(Recorded data)
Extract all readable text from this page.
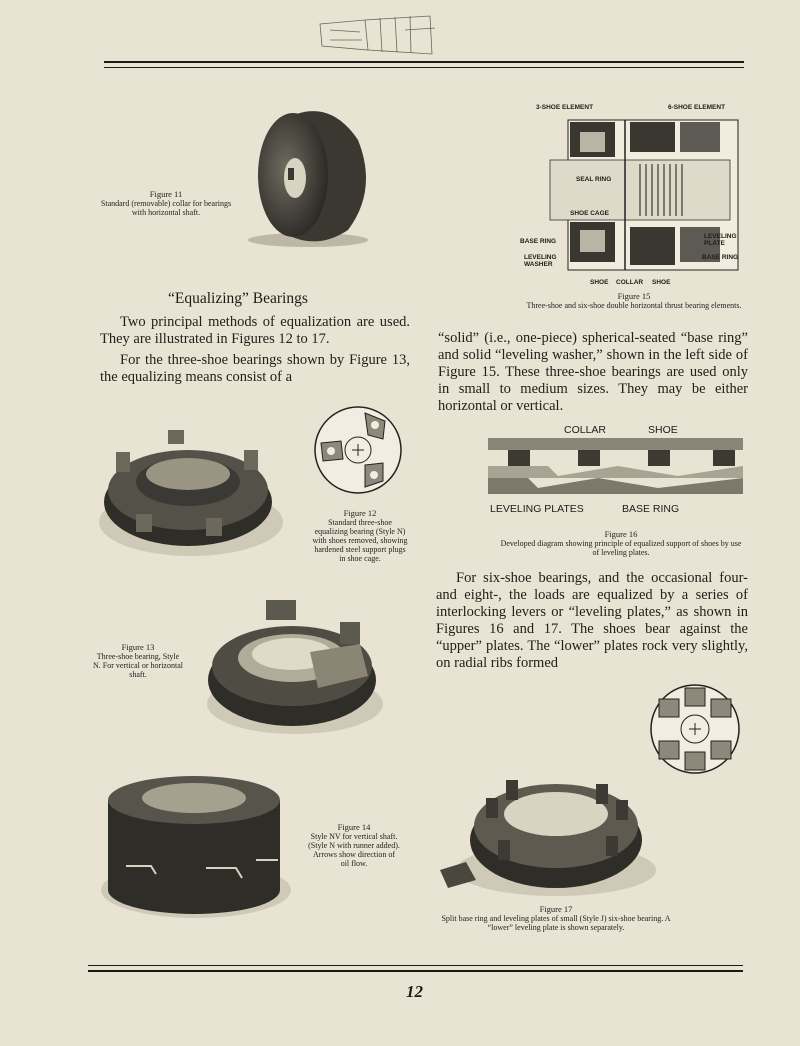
Figure 11
Standard (removable) collar for bearings with horizontal shaft.
3-SHOE ELEMENT	6-SHOE ELEMENT
SEAL RING
SHOE CAGE
BASE RING
LEVELING WASHER
SHOE COLLAR SHOE
LEVELING PLATE
BASE RING
Figure 15
Three-shoe and six-shoe double horizontal thrust bearing elements.
“Equalizing” Bearings

Two principal methods of equalization are used. They are illustrated in Figures 12 to 17.

For the three-shoe bearings shown by Figure 13, the equalizing means consist of a

“solid” (i.e., one-piece) spherical-seated “base ring” and solid “leveling washer,” shown in the left side of Figure 15. These three-shoe bearings are used only in small to medium sizes. They may be either horizontal or vertical.

Figure 12
Standard three-shoe equalizing bearing (Style N) with shoes removed, showing hardened steel support plugs in shoe cage.
COLLAR	SHOE
LEVELING PLATES	BASE RING
Figure 16
Developed diagram showing principle of equalized support of shoes by use of leveling plates.

For six-shoe bearings, and the occasional four- and eight-, the loads are equalized by a series of interlocking levers or “leveling plates,” as shown in Figures 16 and 17. The shoes bear against the “upper” plates. The “lower” plates rock very slightly, on radial ribs formed

Figure 13
Three-shoe bearing, Style N. For vertical or horizontal shaft.
Figure 14
Style NV for vertical shaft. (Style N with runner added). Arrows show direction of oil flow.
Figure 17
Split base ring and leveling plates of small (Style J) six-shoe bearing. A “lower” leveling plate is shown separately.
12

Work to be completed: Output all of the records exactly as they appear above, but not the pictures.

Result of the exercise:
Extract all readable text from this page.
Figure 11
Standard (removable) collar for bearings with horizontal shaft.
3-SHOE ELEMENT	6-SHOE ELEMENT
SEAL RING
SHOE CAGE
BASE RING
LEVELING WASHER
SHOE COLLAR SHOE
LEVELING PLATE
BASE RING
Figure 15
Three-shoe and six-shoe double horizontal thrust bearing elements.
“Equalizing” Bearings

Two principal methods of equalization are used. They are illustrated in Figures 12 to 17.

For the three-shoe bearings shown by Figure 13, the equalizing means consist of a

“solid” (i.e., one-piece) spherical-seated “base ring” and solid “leveling washer,” shown in the left side of Figure 15. These three-shoe bearings are used only in small to medium sizes. They may be either horizontal or vertical.

Figure 12
Standard three-shoe equalizing bearing (Style N) with shoes removed, showing hardened steel support plugs in shoe cage.
COLLAR	SHOE
LEVELING PLATES	BASE RING
Figure 16
Developed diagram showing principle of equalized support of shoes by use of leveling plates.

For six-shoe bearings, and the occasional four- and eight-, the loads are equalized by a series of interlocking levers or “leveling plates,” as shown in Figures 16 and 17. The shoes bear against the “upper” plates. The “lower” plates rock very slightly, on radial ribs formed

Figure 13
Three-shoe bearing, Style N. For vertical or horizontal shaft.
Figure 14
Style NV for vertical shaft. (Style N with runner added). Arrows show direction of oil flow.
Figure 17
Split base ring and leveling plates of small (Style J) six-shoe bearing. A “lower” leveling plate is shown separately.
12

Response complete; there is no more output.